-- SOURCE RECORDS start --

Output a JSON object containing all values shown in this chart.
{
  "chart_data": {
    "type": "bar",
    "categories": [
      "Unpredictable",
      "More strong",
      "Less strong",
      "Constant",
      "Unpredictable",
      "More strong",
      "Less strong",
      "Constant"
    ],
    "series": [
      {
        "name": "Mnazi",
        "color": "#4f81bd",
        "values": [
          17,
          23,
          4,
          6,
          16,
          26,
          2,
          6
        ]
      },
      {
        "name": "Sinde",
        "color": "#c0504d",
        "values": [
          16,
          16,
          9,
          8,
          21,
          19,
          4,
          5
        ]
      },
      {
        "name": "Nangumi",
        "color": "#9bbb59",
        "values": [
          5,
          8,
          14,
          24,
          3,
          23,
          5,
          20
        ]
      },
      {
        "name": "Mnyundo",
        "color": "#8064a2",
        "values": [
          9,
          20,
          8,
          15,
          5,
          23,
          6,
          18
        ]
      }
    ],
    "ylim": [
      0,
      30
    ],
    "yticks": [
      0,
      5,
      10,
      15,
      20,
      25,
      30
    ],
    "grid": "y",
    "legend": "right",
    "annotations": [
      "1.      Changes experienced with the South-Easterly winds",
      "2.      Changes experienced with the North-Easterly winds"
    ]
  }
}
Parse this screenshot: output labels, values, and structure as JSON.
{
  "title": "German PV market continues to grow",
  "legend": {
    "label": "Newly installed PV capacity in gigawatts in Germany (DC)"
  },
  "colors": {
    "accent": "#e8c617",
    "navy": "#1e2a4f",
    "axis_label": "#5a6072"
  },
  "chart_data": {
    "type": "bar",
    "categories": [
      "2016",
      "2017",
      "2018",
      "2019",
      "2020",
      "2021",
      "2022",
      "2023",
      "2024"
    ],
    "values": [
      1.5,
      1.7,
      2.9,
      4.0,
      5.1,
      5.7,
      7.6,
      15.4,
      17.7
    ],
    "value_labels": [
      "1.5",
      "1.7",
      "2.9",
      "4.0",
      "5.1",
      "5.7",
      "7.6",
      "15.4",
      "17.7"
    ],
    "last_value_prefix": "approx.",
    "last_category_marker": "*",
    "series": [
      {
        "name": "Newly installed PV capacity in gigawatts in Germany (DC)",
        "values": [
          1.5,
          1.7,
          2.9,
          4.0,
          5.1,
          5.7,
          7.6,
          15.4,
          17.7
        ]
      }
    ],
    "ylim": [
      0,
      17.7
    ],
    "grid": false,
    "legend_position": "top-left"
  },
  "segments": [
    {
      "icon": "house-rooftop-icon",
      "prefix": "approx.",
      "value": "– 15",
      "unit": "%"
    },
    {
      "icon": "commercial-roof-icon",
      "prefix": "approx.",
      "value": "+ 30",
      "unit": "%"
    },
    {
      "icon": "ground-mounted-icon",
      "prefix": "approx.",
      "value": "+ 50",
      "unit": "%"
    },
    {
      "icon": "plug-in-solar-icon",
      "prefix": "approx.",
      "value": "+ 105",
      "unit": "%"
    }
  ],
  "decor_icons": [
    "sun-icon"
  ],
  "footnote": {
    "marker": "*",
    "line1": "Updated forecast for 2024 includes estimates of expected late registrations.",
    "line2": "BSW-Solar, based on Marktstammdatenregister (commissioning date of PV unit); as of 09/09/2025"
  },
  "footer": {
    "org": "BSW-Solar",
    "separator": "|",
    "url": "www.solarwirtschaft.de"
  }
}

-- SOURCE RECORDS end --

DIRECTIONS: Which lines contain the word "with"? Copy each of them.

ANSWER TO THE EXERCISE:
      "1.      Changes experienced with the South-Easterly winds",
      "2.      Changes experienced with the North-Easterly winds"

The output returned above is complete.